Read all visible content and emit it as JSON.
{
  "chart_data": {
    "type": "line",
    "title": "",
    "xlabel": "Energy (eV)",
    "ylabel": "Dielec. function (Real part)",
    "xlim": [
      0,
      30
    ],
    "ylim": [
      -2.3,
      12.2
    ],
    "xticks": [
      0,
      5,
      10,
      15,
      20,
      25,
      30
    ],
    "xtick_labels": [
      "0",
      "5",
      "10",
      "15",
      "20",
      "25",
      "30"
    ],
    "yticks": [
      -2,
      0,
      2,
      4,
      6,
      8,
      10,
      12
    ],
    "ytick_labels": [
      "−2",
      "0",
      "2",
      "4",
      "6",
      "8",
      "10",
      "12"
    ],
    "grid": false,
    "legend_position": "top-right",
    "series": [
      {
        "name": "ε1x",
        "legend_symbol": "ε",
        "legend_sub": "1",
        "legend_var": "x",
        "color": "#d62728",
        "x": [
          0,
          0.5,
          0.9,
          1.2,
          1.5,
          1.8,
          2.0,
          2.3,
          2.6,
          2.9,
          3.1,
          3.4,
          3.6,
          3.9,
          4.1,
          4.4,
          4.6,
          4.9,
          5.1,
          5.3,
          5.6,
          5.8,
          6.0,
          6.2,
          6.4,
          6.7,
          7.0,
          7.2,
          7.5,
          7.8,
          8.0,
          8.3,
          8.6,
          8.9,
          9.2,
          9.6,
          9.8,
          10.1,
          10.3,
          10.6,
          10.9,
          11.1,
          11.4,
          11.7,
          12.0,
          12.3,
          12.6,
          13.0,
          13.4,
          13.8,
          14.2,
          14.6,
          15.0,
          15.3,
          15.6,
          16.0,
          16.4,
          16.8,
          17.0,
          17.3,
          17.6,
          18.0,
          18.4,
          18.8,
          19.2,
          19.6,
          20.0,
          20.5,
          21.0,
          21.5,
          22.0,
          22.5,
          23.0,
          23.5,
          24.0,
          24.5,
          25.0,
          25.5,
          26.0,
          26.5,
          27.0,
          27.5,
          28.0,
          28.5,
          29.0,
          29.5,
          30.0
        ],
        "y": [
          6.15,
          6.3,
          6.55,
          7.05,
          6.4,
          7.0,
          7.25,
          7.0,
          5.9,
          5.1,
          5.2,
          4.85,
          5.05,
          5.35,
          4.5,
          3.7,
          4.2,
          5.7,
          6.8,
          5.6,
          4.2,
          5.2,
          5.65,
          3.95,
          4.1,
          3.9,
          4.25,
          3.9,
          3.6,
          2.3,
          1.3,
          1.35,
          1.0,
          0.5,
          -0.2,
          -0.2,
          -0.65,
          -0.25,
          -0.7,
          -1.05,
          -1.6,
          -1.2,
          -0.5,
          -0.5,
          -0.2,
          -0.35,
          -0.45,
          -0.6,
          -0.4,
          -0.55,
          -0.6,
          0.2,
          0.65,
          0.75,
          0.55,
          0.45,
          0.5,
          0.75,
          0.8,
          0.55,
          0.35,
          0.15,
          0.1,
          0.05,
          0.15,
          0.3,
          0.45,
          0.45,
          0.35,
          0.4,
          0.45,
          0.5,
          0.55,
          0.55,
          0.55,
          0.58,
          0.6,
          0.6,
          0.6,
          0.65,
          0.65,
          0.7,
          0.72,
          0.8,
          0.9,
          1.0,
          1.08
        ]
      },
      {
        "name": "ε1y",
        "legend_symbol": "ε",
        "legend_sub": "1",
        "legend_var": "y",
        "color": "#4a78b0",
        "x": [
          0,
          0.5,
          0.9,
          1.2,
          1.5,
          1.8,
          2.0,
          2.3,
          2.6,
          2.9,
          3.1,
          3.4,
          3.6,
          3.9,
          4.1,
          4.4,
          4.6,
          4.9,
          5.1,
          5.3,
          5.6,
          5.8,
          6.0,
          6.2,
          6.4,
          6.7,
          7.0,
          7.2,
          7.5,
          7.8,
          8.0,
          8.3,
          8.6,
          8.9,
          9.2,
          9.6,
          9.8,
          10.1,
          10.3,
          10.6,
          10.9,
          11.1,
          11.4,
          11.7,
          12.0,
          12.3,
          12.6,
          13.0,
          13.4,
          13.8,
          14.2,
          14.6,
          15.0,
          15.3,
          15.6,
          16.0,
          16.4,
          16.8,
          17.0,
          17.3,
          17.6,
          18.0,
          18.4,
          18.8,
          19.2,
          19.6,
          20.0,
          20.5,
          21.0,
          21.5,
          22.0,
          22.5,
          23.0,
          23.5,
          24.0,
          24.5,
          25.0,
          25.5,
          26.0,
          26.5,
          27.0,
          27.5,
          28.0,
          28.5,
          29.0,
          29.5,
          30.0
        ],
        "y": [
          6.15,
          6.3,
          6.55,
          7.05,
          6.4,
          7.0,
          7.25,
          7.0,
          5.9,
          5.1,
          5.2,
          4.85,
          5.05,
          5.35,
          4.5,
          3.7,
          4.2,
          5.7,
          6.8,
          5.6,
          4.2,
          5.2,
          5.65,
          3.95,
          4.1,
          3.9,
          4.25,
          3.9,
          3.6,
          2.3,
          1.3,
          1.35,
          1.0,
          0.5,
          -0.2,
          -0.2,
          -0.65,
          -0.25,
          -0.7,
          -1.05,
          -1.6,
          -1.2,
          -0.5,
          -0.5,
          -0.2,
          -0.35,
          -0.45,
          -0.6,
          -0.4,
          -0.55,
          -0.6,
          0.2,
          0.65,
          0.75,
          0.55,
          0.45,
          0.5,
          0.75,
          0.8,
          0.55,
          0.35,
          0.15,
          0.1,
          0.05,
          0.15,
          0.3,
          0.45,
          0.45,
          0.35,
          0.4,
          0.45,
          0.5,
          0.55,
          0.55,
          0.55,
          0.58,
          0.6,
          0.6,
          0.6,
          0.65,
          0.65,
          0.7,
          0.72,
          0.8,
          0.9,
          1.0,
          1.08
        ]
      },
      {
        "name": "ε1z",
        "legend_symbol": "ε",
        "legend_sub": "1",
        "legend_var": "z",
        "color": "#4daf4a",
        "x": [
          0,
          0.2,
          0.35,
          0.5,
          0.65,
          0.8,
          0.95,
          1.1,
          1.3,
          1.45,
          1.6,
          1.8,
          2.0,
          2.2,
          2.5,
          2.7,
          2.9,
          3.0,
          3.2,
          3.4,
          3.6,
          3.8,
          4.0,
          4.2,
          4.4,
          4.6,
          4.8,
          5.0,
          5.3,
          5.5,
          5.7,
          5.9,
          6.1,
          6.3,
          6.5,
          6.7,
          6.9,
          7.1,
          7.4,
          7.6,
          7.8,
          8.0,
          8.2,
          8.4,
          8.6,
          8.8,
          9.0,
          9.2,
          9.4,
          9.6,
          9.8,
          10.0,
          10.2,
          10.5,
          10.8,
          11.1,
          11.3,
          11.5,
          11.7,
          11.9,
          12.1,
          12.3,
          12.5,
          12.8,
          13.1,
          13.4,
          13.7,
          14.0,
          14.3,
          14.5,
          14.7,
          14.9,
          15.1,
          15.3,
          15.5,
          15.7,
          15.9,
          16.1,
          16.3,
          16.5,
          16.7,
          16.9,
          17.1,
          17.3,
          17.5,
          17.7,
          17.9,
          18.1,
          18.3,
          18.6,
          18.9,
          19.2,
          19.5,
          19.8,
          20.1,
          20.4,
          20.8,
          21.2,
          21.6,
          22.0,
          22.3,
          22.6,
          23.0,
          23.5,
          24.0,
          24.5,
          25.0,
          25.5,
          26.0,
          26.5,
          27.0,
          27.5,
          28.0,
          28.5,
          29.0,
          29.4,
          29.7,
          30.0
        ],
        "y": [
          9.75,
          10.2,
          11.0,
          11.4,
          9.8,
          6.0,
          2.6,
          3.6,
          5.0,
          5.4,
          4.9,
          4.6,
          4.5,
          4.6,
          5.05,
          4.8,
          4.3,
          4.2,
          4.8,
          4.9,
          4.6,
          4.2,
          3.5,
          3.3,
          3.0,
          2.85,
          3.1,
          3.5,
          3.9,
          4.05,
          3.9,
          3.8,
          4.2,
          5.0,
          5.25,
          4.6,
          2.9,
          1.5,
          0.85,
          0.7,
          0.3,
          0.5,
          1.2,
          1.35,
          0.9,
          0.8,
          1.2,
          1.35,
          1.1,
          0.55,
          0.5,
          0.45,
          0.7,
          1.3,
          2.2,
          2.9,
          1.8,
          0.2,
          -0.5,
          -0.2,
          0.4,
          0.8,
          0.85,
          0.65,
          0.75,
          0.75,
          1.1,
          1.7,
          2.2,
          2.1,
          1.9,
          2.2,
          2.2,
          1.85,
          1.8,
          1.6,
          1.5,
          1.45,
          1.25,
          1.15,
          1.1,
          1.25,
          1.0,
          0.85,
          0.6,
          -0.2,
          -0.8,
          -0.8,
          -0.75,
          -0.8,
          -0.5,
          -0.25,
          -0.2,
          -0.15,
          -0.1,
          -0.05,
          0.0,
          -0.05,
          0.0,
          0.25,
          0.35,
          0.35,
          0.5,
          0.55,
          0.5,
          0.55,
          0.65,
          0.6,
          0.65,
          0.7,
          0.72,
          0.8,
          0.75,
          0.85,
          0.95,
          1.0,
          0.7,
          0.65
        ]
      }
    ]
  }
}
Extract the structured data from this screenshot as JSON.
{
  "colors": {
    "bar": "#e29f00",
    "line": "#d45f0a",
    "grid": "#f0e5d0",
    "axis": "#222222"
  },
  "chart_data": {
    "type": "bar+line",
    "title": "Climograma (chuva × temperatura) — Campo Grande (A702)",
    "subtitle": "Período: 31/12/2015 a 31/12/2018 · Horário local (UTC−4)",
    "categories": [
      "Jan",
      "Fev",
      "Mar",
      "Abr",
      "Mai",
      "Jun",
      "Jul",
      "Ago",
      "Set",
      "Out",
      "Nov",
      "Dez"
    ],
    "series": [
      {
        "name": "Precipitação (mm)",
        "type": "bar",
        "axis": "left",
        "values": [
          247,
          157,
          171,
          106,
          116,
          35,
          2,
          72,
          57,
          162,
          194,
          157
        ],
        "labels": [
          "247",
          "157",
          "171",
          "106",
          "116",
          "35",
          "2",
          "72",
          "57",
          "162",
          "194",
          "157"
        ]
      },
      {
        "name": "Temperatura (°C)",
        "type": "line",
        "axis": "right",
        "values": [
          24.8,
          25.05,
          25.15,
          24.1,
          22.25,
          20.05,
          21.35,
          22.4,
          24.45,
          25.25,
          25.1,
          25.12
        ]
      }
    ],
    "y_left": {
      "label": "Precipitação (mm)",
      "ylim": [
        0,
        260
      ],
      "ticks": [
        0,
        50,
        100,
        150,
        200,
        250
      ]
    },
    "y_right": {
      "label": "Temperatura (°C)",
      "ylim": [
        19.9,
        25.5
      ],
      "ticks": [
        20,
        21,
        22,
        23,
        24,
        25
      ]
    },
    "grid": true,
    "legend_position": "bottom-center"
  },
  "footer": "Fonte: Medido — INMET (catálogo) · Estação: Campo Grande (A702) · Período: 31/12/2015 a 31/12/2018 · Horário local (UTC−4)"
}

__________

• **WORK TO BE COMPLETED**
Write out only what runs from the line holding "Extract the structured" through the last line of the records, exactly as shown.

• **TASK SOLUTION**
Extract the structured data from this screenshot as JSON.
{
  "colors": {
    "bar": "#e29f00",
    "line": "#d45f0a",
    "grid": "#f0e5d0",
    "axis": "#222222"
  },
  "chart_data": {
    "type": "bar+line",
    "title": "Climograma (chuva × temperatura) — Campo Grande (A702)",
    "subtitle": "Período: 31/12/2015 a 31/12/2018 · Horário local (UTC−4)",
    "categories": [
      "Jan",
      "Fev",
      "Mar",
      "Abr",
      "Mai",
      "Jun",
      "Jul",
      "Ago",
      "Set",
      "Out",
      "Nov",
      "Dez"
    ],
    "series": [
      {
        "name": "Precipitação (mm)",
        "type": "bar",
        "axis": "left",
        "values": [
          247,
          157,
          171,
          106,
          116,
          35,
          2,
          72,
          57,
          162,
          194,
          157
        ],
        "labels": [
          "247",
          "157",
          "171",
          "106",
          "116",
          "35",
          "2",
          "72",
          "57",
          "162",
          "194",
          "157"
        ]
      },
      {
        "name": "Temperatura (°C)",
        "type": "line",
        "axis": "right",
        "values": [
          24.8,
          25.05,
          25.15,
          24.1,
          22.25,
          20.05,
          21.35,
          22.4,
          24.45,
          25.25,
          25.1,
          25.12
        ]
      }
    ],
    "y_left": {
      "label": "Precipitação (mm)",
      "ylim": [
        0,
        260
      ],
      "ticks": [
        0,
        50,
        100,
        150,
        200,
        250
      ]
    },
    "y_right": {
      "label": "Temperatura (°C)",
      "ylim": [
        19.9,
        25.5
      ],
      "ticks": [
        20,
        21,
        22,
        23,
        24,
        25
      ]
    },
    "grid": true,
    "legend_position": "bottom-center"
  },
  "footer": "Fonte: Medido — INMET (catálogo) · Estação: Campo Grande (A702) · Período: 31/12/2015 a 31/12/2018 · Horário local (UTC−4)"
}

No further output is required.